- [Work to complete]
The data must be written out once more, precisely as given.

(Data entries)
>> START
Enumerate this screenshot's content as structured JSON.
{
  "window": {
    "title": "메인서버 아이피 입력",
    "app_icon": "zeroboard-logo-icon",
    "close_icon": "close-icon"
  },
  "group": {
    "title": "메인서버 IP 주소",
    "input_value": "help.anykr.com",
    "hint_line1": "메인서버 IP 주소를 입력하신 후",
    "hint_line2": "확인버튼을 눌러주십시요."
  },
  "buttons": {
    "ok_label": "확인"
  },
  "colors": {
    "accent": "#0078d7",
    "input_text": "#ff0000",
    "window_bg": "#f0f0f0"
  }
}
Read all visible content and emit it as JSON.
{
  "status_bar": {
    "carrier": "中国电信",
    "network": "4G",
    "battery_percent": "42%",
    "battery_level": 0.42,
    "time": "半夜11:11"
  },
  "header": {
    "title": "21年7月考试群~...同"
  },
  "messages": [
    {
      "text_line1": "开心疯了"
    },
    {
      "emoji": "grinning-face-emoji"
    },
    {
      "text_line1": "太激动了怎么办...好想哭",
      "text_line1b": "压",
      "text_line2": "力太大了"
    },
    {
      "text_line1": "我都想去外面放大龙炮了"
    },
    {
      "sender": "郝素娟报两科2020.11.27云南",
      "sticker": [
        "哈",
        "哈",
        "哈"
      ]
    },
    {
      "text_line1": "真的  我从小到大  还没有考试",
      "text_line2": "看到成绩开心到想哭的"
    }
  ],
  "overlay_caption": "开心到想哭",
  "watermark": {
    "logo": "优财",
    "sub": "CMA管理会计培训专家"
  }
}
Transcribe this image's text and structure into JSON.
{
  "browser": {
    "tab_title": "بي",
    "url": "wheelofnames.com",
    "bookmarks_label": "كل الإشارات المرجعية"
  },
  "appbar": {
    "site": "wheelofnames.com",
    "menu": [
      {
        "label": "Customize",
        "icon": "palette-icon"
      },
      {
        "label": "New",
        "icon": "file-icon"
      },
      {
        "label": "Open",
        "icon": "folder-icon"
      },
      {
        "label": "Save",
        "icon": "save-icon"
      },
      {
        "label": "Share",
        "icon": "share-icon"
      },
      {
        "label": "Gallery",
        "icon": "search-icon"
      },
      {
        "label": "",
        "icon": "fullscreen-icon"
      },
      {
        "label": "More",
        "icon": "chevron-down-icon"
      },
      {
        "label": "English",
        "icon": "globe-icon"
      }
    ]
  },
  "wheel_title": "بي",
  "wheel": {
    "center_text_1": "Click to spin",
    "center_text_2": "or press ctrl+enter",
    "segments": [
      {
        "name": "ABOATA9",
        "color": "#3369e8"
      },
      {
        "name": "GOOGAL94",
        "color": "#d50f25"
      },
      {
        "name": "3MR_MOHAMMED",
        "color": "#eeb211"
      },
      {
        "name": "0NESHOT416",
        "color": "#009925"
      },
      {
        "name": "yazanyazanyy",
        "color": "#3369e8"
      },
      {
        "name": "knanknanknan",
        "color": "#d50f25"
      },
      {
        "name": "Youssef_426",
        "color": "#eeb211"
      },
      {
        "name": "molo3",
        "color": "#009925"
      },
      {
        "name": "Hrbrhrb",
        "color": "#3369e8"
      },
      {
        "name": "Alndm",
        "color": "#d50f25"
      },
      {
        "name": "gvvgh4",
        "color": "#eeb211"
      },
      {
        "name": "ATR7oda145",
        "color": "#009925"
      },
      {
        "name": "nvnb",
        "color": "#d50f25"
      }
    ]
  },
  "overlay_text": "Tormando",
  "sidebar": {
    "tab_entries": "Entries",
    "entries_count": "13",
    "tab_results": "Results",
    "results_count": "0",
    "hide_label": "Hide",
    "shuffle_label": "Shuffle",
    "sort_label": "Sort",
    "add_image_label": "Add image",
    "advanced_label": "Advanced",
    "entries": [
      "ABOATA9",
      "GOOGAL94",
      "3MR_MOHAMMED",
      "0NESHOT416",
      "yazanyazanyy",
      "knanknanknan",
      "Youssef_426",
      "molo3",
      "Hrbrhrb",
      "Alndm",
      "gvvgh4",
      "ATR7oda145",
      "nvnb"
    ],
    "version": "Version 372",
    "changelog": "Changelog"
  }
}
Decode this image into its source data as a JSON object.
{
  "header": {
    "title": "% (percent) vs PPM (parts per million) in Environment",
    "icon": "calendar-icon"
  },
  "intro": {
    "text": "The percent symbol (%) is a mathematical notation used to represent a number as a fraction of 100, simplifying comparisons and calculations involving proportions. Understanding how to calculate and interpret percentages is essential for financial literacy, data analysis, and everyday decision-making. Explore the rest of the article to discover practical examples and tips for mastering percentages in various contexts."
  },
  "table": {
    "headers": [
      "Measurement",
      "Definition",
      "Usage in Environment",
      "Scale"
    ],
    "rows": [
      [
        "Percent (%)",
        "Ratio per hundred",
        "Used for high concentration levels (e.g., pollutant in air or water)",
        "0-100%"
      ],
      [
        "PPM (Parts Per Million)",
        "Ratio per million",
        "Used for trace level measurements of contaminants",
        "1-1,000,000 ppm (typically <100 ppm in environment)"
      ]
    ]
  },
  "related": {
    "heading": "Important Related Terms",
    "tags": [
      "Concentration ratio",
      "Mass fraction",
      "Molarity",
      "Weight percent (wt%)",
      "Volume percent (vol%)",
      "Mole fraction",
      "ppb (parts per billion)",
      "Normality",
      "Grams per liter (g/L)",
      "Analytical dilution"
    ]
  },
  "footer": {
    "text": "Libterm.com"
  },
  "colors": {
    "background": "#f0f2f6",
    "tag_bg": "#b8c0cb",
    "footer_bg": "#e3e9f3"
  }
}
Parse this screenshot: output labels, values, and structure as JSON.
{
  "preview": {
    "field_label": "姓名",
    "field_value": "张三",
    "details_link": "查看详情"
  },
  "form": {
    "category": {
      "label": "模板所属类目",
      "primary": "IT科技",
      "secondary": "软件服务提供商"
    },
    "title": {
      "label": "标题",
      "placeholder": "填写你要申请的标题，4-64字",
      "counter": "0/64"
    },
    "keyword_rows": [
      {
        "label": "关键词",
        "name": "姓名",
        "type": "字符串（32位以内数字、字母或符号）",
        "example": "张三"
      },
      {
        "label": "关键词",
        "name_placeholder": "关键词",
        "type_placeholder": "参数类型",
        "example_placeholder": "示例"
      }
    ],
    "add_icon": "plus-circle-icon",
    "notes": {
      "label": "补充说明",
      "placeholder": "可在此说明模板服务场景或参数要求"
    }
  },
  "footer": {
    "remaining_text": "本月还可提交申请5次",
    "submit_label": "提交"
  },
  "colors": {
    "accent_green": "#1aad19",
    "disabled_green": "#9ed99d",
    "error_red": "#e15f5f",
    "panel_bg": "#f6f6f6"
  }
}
>> END
- [Exercise solution]
Enumerate this screenshot's content as structured JSON.
{
  "window": {
    "title": "메인서버 아이피 입력",
    "app_icon": "zeroboard-logo-icon",
    "close_icon": "close-icon"
  },
  "group": {
    "title": "메인서버 IP 주소",
    "input_value": "help.anykr.com",
    "hint_line1": "메인서버 IP 주소를 입력하신 후",
    "hint_line2": "확인버튼을 눌러주십시요."
  },
  "buttons": {
    "ok_label": "확인"
  },
  "colors": {
    "accent": "#0078d7",
    "input_text": "#ff0000",
    "window_bg": "#f0f0f0"
  }
}
Read all visible content and emit it as JSON.
{
  "status_bar": {
    "carrier": "中国电信",
    "network": "4G",
    "battery_percent": "42%",
    "battery_level": 0.42,
    "time": "半夜11:11"
  },
  "header": {
    "title": "21年7月考试群~...同"
  },
  "messages": [
    {
      "text_line1": "开心疯了"
    },
    {
      "emoji": "grinning-face-emoji"
    },
    {
      "text_line1": "太激动了怎么办...好想哭",
      "text_line1b": "压",
      "text_line2": "力太大了"
    },
    {
      "text_line1": "我都想去外面放大龙炮了"
    },
    {
      "sender": "郝素娟报两科2020.11.27云南",
      "sticker": [
        "哈",
        "哈",
        "哈"
      ]
    },
    {
      "text_line1": "真的  我从小到大  还没有考试",
      "text_line2": "看到成绩开心到想哭的"
    }
  ],
  "overlay_caption": "开心到想哭",
  "watermark": {
    "logo": "优财",
    "sub": "CMA管理会计培训专家"
  }
}
Transcribe this image's text and structure into JSON.
{
  "browser": {
    "tab_title": "بي",
    "url": "wheelofnames.com",
    "bookmarks_label": "كل الإشارات المرجعية"
  },
  "appbar": {
    "site": "wheelofnames.com",
    "menu": [
      {
        "label": "Customize",
        "icon": "palette-icon"
      },
      {
        "label": "New",
        "icon": "file-icon"
      },
      {
        "label": "Open",
        "icon": "folder-icon"
      },
      {
        "label": "Save",
        "icon": "save-icon"
      },
      {
        "label": "Share",
        "icon": "share-icon"
      },
      {
        "label": "Gallery",
        "icon": "search-icon"
      },
      {
        "label": "",
        "icon": "fullscreen-icon"
      },
      {
        "label": "More",
        "icon": "chevron-down-icon"
      },
      {
        "label": "English",
        "icon": "globe-icon"
      }
    ]
  },
  "wheel_title": "بي",
  "wheel": {
    "center_text_1": "Click to spin",
    "center_text_2": "or press ctrl+enter",
    "segments": [
      {
        "name": "ABOATA9",
        "color": "#3369e8"
      },
      {
        "name": "GOOGAL94",
        "color": "#d50f25"
      },
      {
        "name": "3MR_MOHAMMED",
        "color": "#eeb211"
      },
      {
        "name": "0NESHOT416",
        "color": "#009925"
      },
      {
        "name": "yazanyazanyy",
        "color": "#3369e8"
      },
      {
        "name": "knanknanknan",
        "color": "#d50f25"
      },
      {
        "name": "Youssef_426",
        "color": "#eeb211"
      },
      {
        "name": "molo3",
        "color": "#009925"
      },
      {
        "name": "Hrbrhrb",
        "color": "#3369e8"
      },
      {
        "name": "Alndm",
        "color": "#d50f25"
      },
      {
        "name": "gvvgh4",
        "color": "#eeb211"
      },
      {
        "name": "ATR7oda145",
        "color": "#009925"
      },
      {
        "name": "nvnb",
        "color": "#d50f25"
      }
    ]
  },
  "overlay_text": "Tormando",
  "sidebar": {
    "tab_entries": "Entries",
    "entries_count": "13",
    "tab_results": "Results",
    "results_count": "0",
    "hide_label": "Hide",
    "shuffle_label": "Shuffle",
    "sort_label": "Sort",
    "add_image_label": "Add image",
    "advanced_label": "Advanced",
    "entries": [
      "ABOATA9",
      "GOOGAL94",
      "3MR_MOHAMMED",
      "0NESHOT416",
      "yazanyazanyy",
      "knanknanknan",
      "Youssef_426",
      "molo3",
      "Hrbrhrb",
      "Alndm",
      "gvvgh4",
      "ATR7oda145",
      "nvnb"
    ],
    "version": "Version 372",
    "changelog": "Changelog"
  }
}
Decode this image into its source data as a JSON object.
{
  "header": {
    "title": "% (percent) vs PPM (parts per million) in Environment",
    "icon": "calendar-icon"
  },
  "intro": {
    "text": "The percent symbol (%) is a mathematical notation used to represent a number as a fraction of 100, simplifying comparisons and calculations involving proportions. Understanding how to calculate and interpret percentages is essential for financial literacy, data analysis, and everyday decision-making. Explore the rest of the article to discover practical examples and tips for mastering percentages in various contexts."
  },
  "table": {
    "headers": [
      "Measurement",
      "Definition",
      "Usage in Environment",
      "Scale"
    ],
    "rows": [
      [
        "Percent (%)",
        "Ratio per hundred",
        "Used for high concentration levels (e.g., pollutant in air or water)",
        "0-100%"
      ],
      [
        "PPM (Parts Per Million)",
        "Ratio per million",
        "Used for trace level measurements of contaminants",
        "1-1,000,000 ppm (typically <100 ppm in environment)"
      ]
    ]
  },
  "related": {
    "heading": "Important Related Terms",
    "tags": [
      "Concentration ratio",
      "Mass fraction",
      "Molarity",
      "Weight percent (wt%)",
      "Volume percent (vol%)",
      "Mole fraction",
      "ppb (parts per billion)",
      "Normality",
      "Grams per liter (g/L)",
      "Analytical dilution"
    ]
  },
  "footer": {
    "text": "Libterm.com"
  },
  "colors": {
    "background": "#f0f2f6",
    "tag_bg": "#b8c0cb",
    "footer_bg": "#e3e9f3"
  }
}
Parse this screenshot: output labels, values, and structure as JSON.
{
  "preview": {
    "field_label": "姓名",
    "field_value": "张三",
    "details_link": "查看详情"
  },
  "form": {
    "category": {
      "label": "模板所属类目",
      "primary": "IT科技",
      "secondary": "软件服务提供商"
    },
    "title": {
      "label": "标题",
      "placeholder": "填写你要申请的标题，4-64字",
      "counter": "0/64"
    },
    "keyword_rows": [
      {
        "label": "关键词",
        "name": "姓名",
        "type": "字符串（32位以内数字、字母或符号）",
        "example": "张三"
      },
      {
        "label": "关键词",
        "name_placeholder": "关键词",
        "type_placeholder": "参数类型",
        "example_placeholder": "示例"
      }
    ],
    "add_icon": "plus-circle-icon",
    "notes": {
      "label": "补充说明",
      "placeholder": "可在此说明模板服务场景或参数要求"
    }
  },
  "footer": {
    "remaining_text": "本月还可提交申请5次",
    "submit_label": "提交"
  },
  "colors": {
    "accent_green": "#1aad19",
    "disabled_green": "#9ed99d",
    "error_red": "#e15f5f",
    "panel_bg": "#f6f6f6"
  }
}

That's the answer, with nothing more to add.